What the task asks - Return the number of lines in which the word "медицинских" appears; add nothing else.

Saved entries:
┌──

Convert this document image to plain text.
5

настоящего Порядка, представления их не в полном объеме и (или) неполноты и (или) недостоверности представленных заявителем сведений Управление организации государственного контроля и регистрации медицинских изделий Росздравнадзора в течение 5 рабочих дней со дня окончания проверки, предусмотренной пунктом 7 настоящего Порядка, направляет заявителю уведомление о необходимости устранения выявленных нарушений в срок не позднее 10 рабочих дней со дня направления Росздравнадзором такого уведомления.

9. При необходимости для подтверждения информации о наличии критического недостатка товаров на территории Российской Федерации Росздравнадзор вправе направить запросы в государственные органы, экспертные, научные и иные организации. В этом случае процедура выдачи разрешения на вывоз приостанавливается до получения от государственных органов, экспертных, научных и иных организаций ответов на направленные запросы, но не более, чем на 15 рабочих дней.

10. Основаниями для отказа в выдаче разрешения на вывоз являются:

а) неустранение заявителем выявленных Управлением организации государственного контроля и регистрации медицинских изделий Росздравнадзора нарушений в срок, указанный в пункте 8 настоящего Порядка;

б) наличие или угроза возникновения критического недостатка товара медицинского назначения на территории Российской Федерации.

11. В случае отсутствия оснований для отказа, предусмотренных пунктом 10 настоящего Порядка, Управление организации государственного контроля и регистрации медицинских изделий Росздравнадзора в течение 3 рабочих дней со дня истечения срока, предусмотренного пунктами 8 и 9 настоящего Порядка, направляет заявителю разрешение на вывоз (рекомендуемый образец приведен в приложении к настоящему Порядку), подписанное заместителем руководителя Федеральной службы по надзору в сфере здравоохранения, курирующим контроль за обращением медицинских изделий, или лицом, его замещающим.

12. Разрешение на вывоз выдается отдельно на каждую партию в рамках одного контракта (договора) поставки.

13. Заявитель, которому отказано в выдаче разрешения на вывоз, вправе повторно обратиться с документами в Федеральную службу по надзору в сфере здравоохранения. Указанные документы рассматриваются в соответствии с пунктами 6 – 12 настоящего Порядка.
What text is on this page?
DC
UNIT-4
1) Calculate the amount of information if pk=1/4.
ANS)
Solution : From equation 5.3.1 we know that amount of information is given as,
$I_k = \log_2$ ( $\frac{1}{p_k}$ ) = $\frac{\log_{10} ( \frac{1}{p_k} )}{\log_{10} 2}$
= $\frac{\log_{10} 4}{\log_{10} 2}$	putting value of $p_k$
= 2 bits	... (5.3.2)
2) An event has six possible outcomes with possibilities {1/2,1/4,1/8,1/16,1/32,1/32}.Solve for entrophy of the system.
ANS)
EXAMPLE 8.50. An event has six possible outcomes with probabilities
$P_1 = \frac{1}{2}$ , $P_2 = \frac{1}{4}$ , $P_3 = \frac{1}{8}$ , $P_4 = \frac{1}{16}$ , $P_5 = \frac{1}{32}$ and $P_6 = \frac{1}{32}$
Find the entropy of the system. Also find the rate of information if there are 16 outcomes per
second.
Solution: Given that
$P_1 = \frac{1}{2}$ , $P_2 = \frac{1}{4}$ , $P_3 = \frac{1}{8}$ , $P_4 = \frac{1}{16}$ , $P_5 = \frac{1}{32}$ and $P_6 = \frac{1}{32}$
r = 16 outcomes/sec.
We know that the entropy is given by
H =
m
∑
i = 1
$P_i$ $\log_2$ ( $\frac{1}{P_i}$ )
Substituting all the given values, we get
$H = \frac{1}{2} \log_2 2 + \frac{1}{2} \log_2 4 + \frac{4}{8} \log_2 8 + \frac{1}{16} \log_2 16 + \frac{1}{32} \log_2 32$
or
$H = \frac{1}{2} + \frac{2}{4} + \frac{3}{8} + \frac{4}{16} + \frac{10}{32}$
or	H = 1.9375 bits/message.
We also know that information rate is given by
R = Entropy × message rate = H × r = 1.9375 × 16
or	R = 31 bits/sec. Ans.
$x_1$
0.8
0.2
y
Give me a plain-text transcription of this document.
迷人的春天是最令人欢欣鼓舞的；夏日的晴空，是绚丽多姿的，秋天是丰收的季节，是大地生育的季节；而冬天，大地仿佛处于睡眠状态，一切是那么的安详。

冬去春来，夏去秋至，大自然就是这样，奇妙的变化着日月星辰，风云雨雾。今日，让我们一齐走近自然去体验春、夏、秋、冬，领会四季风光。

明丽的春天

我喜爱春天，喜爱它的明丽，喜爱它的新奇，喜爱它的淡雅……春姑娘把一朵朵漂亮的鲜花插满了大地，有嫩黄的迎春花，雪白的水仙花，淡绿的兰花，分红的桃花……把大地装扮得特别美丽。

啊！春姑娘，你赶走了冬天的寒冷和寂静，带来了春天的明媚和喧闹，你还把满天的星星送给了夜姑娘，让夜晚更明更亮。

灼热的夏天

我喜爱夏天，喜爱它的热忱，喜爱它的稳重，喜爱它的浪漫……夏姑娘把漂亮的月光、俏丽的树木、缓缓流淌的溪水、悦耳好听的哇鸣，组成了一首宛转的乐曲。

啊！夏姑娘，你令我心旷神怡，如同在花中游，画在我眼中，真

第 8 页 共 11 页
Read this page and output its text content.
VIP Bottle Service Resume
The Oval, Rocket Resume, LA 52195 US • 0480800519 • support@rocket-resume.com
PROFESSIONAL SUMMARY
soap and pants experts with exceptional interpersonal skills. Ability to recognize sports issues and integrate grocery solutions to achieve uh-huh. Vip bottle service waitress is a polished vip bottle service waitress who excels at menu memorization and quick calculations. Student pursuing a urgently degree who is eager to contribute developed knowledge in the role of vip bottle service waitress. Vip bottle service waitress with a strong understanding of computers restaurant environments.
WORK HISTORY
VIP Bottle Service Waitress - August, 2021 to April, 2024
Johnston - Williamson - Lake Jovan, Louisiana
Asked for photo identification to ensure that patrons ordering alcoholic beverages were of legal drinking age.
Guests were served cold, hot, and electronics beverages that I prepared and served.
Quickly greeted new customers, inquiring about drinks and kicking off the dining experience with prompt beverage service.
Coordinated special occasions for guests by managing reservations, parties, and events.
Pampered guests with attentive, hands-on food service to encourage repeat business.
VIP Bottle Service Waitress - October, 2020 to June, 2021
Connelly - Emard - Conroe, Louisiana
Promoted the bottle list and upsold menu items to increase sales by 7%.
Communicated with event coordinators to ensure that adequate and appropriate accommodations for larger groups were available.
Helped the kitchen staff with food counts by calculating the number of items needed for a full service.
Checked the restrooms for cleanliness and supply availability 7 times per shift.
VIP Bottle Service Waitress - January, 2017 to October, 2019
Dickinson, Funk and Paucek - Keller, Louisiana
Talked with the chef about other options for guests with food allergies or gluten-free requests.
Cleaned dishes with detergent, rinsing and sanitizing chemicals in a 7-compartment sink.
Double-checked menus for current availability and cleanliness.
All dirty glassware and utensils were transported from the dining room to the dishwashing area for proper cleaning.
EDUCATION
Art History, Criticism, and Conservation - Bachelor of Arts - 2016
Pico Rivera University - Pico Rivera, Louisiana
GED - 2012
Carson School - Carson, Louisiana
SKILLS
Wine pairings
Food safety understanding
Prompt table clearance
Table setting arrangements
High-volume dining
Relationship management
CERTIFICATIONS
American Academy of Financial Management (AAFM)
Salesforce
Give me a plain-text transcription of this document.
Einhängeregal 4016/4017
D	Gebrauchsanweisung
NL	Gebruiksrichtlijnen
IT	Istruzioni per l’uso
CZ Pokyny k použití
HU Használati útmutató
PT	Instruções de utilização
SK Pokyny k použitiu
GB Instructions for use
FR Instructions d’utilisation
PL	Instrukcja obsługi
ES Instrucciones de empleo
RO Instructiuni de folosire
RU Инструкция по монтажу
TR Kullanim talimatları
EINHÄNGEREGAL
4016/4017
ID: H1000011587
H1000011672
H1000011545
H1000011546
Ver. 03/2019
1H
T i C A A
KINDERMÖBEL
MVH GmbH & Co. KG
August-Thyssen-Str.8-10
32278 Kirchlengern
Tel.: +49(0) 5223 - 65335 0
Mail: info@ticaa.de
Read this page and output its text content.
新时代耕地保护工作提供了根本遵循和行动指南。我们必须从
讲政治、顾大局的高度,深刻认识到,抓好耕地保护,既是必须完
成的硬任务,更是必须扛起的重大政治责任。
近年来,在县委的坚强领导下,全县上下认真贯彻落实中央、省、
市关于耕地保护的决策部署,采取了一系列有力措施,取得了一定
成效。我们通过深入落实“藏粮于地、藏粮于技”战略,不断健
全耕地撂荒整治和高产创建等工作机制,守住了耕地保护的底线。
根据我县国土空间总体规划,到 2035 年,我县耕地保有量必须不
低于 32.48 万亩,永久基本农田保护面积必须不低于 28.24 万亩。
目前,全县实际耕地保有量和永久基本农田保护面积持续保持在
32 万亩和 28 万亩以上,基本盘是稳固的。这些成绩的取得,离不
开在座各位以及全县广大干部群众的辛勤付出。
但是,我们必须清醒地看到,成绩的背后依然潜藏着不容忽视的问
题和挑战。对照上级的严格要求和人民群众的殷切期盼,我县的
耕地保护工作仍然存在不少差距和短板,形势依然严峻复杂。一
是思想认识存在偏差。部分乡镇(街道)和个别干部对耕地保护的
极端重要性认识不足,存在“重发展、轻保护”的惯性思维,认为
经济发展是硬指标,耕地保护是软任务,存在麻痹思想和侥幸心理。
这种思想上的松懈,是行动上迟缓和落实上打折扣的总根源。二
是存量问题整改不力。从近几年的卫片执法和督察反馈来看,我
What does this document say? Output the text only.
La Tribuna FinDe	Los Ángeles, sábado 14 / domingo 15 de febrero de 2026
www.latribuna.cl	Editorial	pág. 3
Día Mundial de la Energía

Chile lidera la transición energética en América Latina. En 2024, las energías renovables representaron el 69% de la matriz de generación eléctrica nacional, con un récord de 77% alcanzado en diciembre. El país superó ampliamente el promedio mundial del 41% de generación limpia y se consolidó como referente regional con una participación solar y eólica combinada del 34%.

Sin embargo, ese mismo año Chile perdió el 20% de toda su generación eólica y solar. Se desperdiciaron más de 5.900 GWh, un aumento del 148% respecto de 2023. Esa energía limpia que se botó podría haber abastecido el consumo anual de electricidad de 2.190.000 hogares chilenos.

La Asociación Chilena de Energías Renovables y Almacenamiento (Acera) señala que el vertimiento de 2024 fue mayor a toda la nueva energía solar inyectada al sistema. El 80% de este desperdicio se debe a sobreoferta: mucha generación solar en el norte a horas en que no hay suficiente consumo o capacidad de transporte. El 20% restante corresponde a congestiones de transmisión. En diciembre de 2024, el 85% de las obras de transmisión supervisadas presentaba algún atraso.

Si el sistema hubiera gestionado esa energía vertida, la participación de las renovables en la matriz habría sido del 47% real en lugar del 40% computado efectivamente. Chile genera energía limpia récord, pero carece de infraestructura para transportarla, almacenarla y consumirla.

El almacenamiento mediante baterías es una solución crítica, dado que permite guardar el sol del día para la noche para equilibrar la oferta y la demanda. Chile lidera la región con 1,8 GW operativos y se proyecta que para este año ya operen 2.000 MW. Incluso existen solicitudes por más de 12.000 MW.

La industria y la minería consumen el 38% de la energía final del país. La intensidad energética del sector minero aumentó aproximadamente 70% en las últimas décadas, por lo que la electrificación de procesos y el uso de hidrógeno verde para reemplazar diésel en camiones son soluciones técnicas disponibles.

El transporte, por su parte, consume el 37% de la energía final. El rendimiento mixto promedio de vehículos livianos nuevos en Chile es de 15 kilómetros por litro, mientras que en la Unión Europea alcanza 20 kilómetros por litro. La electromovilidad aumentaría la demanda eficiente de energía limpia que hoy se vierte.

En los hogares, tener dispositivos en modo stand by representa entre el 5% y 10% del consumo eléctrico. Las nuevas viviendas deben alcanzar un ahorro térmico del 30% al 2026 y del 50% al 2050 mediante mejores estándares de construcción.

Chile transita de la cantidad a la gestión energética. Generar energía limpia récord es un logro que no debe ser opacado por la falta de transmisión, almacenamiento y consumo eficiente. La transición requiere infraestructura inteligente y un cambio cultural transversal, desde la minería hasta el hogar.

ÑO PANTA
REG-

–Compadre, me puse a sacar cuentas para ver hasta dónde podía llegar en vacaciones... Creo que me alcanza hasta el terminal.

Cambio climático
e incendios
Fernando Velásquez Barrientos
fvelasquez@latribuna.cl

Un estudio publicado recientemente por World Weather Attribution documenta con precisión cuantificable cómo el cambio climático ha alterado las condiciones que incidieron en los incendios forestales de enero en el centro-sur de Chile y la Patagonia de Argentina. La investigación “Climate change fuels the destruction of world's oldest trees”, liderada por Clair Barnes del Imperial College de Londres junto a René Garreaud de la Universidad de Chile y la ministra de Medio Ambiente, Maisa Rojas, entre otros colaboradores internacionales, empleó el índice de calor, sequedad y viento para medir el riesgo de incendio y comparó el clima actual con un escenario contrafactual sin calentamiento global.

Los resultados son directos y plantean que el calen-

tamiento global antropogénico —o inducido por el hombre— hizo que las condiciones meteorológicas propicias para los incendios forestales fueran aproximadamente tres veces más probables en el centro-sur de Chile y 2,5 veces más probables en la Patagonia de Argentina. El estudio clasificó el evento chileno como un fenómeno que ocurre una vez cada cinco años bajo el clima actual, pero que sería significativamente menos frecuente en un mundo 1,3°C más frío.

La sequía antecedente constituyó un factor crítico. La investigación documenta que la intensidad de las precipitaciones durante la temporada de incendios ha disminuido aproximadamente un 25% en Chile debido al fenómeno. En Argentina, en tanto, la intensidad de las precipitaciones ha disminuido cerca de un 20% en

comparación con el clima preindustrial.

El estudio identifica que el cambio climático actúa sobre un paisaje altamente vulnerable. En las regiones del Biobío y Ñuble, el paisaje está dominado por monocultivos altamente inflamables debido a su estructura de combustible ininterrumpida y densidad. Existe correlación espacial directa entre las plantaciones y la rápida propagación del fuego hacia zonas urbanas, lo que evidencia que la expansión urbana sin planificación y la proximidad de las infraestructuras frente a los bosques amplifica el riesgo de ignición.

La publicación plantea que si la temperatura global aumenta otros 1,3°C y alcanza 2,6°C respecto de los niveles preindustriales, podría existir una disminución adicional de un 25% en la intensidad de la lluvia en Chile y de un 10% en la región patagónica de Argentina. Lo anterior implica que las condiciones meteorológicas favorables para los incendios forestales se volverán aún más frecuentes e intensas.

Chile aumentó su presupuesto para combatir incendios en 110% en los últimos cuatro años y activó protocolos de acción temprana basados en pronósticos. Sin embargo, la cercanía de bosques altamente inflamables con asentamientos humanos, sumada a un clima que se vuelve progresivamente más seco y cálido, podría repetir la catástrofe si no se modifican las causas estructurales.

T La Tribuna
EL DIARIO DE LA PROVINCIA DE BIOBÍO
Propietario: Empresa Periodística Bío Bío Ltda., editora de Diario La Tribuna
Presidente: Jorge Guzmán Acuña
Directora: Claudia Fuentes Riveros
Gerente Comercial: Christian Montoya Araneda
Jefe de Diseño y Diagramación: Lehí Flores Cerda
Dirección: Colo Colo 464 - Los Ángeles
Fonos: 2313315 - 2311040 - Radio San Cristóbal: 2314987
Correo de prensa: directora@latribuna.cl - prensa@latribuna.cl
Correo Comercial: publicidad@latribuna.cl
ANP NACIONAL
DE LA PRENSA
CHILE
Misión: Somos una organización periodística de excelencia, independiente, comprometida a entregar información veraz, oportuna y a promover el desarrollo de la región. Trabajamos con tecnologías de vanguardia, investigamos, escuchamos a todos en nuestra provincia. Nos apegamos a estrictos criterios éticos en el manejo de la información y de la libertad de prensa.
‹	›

└──

Result for this task - 3